WHAT YOU SHOULD DO:
Copy, from the entries below, each line in which the string "Bożą" appears.

## START GIVEN INFORMATION

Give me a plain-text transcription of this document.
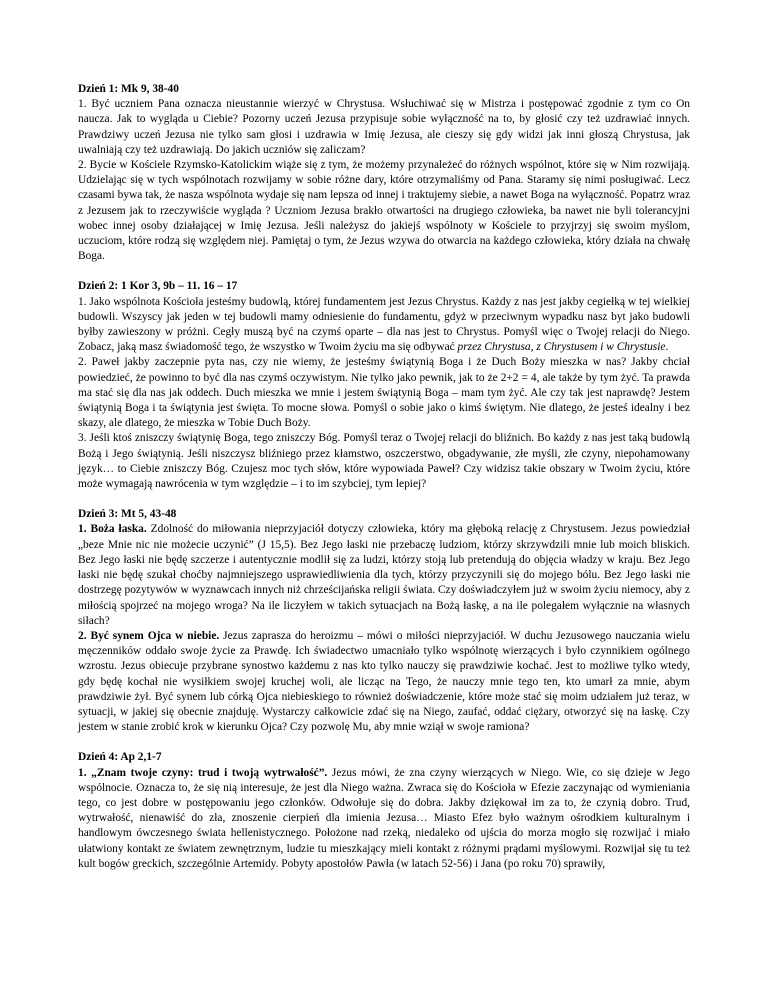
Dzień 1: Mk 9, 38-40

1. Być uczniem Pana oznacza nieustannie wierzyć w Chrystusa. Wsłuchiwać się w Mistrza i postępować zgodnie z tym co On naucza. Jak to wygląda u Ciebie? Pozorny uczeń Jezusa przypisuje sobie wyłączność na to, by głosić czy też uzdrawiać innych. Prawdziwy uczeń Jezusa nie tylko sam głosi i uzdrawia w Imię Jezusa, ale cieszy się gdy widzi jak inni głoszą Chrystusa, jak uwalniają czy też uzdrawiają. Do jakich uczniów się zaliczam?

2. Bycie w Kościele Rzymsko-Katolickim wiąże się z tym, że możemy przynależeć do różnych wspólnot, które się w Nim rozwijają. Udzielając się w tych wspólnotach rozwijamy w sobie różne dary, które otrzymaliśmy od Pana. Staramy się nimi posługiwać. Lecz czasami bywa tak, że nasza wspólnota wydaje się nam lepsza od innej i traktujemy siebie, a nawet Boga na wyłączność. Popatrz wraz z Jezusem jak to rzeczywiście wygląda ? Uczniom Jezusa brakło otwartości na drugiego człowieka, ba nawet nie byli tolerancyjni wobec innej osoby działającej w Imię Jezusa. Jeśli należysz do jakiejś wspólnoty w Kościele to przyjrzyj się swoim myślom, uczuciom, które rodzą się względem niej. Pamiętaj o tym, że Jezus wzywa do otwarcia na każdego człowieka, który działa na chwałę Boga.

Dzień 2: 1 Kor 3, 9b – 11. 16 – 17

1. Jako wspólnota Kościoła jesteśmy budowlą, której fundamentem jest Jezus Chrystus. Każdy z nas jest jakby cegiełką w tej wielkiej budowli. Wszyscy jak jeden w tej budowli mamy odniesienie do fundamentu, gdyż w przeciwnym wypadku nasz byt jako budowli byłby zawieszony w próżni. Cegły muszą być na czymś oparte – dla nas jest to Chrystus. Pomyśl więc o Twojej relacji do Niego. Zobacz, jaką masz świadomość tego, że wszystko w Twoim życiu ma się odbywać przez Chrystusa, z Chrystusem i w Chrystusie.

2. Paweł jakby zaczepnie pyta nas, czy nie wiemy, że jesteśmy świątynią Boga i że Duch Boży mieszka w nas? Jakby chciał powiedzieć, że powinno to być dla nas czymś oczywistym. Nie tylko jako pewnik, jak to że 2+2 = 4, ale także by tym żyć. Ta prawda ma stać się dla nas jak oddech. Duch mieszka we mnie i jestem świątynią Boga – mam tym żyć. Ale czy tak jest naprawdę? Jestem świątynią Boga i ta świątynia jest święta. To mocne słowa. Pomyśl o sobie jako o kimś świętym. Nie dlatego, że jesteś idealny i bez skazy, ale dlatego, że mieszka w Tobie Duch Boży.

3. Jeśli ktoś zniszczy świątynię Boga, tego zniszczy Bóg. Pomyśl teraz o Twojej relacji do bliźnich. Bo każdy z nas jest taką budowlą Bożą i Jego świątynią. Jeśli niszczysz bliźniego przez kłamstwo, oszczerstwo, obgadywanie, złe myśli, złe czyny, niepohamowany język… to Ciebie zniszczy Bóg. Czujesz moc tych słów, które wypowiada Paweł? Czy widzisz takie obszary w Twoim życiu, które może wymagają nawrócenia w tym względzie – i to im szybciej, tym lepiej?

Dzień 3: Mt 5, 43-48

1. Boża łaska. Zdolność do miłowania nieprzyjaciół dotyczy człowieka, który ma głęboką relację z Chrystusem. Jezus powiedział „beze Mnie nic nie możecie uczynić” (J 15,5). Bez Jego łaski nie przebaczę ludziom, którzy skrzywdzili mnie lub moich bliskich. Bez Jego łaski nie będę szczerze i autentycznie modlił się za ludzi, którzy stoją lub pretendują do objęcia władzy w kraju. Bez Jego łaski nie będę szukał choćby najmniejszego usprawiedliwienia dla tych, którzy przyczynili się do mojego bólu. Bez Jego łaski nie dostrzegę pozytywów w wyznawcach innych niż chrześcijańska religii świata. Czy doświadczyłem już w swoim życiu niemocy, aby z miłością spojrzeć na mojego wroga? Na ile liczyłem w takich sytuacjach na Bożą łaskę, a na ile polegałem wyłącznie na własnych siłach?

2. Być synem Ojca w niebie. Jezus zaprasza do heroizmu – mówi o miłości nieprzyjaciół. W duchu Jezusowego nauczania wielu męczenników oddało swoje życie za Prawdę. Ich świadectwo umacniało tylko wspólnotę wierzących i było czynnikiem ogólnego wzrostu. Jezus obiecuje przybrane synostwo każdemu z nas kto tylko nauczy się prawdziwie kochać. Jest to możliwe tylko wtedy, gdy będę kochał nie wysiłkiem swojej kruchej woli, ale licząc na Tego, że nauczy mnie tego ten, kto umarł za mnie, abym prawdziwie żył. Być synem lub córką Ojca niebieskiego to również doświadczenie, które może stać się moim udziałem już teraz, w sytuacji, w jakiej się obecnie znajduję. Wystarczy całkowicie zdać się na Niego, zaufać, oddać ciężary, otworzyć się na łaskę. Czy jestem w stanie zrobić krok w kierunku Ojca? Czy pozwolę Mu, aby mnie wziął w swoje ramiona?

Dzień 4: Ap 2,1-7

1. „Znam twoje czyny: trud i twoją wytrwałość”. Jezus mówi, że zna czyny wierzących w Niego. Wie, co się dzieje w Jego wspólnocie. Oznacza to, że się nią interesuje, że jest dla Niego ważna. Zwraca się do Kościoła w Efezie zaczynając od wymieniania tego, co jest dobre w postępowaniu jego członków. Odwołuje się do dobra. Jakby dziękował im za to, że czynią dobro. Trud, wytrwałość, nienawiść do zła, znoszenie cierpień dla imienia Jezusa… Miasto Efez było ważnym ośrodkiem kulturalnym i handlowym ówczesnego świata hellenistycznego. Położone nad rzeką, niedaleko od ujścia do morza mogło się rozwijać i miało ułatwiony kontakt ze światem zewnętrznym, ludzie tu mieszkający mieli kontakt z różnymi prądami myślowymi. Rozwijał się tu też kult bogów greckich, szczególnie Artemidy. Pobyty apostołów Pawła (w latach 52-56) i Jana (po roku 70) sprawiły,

## END GIVEN INFORMATION

WRITTEN SOLUTION:
3. Jeśli ktoś zniszczy świątynię Boga, tego zniszczy Bóg. Pomyśl teraz o Twojej relacji do bliźnich. Bo każdy z nas jest taką budowlą Bożą i Jego świątynią. Jeśli niszczysz bliźniego przez kłamstwo, oszczerstwo, obgadywanie, złe myśli, złe czyny, niepohamowany język… to Ciebie zniszczy Bóg. Czujesz moc tych słów, które wypowiada Paweł? Czy widzisz takie obszary w Twoim życiu, które może wymagają nawrócenia w tym względzie – i to im szybciej, tym lepiej?
1. Boża łaska. Zdolność do miłowania nieprzyjaciół dotyczy człowieka, który ma głęboką relację z Chrystusem. Jezus powiedział „beze Mnie nic nie możecie uczynić” (J 15,5). Bez Jego łaski nie przebaczę ludziom, którzy skrzywdzili mnie lub moich bliskich. Bez Jego łaski nie będę szczerze i autentycznie modlił się za ludzi, którzy stoją lub pretendują do objęcia władzy w kraju. Bez Jego łaski nie będę szukał choćby najmniejszego usprawiedliwienia dla tych, którzy przyczynili się do mojego bólu. Bez Jego łaski nie dostrzegę pozytywów w wyznawcach innych niż chrześcijańska religii świata. Czy doświadczyłem już w swoim życiu niemocy, aby z miłością spojrzeć na mojego wroga? Na ile liczyłem w takich sytuacjach na Bożą łaskę, a na ile polegałem wyłącznie na własnych siłach?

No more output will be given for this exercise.